-- begin RECORD LIST --
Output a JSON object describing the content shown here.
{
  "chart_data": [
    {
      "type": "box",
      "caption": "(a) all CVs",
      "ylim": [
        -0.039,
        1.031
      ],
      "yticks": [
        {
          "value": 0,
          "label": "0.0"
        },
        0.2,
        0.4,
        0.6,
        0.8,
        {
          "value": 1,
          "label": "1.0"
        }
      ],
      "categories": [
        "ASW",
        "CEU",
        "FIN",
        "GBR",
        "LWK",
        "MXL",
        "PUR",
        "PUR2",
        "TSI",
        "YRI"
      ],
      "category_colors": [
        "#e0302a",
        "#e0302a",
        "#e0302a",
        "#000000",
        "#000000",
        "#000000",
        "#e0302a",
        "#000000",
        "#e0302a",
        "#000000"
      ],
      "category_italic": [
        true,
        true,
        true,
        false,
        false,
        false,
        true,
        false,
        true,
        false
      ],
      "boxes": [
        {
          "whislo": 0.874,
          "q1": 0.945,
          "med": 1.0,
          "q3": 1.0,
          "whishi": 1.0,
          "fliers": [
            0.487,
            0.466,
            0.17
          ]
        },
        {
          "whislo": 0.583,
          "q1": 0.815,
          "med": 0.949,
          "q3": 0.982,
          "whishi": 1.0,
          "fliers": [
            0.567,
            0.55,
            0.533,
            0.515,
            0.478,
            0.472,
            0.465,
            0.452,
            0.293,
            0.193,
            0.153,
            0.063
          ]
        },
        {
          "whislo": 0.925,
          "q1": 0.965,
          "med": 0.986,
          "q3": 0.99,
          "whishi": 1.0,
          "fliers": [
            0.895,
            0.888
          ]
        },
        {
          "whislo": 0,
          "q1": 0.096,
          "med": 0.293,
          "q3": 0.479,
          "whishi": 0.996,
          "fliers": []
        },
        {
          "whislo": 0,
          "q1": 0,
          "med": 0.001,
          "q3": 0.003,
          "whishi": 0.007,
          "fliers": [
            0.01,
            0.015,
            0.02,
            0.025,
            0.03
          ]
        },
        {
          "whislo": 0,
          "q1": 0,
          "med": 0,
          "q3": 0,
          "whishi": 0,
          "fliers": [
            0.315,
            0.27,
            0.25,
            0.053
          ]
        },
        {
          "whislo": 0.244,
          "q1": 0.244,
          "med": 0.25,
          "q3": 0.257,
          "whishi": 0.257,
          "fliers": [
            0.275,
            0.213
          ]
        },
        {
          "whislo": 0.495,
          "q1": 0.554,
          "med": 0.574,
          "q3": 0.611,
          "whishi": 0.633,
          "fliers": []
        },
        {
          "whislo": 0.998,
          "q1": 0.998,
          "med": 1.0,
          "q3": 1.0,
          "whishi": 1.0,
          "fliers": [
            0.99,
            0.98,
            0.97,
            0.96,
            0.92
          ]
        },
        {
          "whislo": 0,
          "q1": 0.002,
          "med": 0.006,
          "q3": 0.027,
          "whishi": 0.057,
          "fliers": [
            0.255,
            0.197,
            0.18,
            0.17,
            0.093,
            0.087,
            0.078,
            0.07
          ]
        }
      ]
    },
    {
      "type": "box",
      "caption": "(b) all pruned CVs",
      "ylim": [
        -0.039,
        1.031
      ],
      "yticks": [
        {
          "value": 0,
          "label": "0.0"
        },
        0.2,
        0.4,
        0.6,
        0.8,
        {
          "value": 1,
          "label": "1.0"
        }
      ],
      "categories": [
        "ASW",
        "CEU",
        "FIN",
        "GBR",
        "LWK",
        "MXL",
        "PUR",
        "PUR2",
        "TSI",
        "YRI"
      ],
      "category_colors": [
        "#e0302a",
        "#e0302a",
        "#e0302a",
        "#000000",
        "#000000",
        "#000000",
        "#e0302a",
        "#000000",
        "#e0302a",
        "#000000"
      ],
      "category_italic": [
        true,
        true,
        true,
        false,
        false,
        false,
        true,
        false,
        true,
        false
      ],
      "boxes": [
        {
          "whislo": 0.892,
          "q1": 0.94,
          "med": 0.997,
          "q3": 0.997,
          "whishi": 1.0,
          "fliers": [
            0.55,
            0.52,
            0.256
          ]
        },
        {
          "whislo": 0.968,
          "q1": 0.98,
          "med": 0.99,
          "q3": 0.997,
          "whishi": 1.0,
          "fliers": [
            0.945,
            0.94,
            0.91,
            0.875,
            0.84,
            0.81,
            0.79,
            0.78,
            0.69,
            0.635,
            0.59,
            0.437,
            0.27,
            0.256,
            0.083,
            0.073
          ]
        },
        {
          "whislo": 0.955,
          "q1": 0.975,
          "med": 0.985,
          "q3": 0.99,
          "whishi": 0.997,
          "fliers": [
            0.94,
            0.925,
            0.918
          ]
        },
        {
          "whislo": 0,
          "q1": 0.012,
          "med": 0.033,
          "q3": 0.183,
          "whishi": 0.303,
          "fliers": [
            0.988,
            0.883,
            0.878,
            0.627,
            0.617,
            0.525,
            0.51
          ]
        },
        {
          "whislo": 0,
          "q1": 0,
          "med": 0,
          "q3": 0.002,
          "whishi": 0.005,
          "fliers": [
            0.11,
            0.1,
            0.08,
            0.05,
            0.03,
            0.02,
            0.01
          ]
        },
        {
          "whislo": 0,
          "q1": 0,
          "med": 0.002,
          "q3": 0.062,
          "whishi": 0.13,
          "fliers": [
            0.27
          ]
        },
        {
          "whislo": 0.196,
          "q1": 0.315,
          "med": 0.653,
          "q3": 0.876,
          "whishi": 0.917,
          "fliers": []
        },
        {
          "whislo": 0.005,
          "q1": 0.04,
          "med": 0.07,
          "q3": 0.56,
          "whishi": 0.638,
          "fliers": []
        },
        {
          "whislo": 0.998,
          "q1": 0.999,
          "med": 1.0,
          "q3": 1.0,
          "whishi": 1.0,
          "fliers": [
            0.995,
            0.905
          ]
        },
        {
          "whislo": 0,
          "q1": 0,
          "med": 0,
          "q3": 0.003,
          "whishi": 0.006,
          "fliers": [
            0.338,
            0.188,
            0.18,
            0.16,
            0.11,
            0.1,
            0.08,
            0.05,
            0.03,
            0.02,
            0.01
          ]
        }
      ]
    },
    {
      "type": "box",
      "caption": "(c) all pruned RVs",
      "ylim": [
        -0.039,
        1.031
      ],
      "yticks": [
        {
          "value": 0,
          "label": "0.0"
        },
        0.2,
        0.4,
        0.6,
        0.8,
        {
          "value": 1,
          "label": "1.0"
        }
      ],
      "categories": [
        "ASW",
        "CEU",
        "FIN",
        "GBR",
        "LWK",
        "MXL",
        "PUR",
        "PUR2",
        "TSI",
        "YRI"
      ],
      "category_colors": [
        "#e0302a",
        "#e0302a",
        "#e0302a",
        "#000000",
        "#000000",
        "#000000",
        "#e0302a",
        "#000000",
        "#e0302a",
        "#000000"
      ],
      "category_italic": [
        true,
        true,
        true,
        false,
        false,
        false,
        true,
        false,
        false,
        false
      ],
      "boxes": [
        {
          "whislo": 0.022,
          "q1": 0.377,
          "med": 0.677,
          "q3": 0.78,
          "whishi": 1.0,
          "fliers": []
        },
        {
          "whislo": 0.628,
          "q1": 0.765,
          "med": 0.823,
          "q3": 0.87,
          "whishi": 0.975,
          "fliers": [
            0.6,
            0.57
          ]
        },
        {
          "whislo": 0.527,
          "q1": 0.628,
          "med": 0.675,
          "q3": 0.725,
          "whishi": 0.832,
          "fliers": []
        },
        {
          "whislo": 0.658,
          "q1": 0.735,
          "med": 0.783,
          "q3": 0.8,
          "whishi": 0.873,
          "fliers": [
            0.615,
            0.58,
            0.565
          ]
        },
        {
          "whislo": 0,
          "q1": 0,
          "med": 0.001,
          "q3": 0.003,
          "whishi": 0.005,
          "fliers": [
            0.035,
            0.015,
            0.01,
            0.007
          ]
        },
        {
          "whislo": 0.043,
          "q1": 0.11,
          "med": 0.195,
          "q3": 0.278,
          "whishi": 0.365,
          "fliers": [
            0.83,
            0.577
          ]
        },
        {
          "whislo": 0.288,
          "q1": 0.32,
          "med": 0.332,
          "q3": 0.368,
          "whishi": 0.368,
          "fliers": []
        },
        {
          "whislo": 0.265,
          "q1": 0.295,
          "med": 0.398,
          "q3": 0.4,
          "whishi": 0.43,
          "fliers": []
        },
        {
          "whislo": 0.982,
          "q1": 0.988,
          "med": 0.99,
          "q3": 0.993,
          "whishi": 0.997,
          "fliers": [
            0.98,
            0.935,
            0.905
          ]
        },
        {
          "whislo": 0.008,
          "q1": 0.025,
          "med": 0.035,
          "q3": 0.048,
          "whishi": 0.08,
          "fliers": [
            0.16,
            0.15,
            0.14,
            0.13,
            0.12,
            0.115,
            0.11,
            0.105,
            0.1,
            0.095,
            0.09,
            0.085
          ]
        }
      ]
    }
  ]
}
-- end RECORD LIST --
- _WRITTEN REQUEST_
Find the lines above that contain the word "caption" and collect them.

- _CORRECT OUTPUT_
      "caption": "(a) all CVs",
      "caption": "(b) all pruned CVs",
      "caption": "(c) all pruned RVs",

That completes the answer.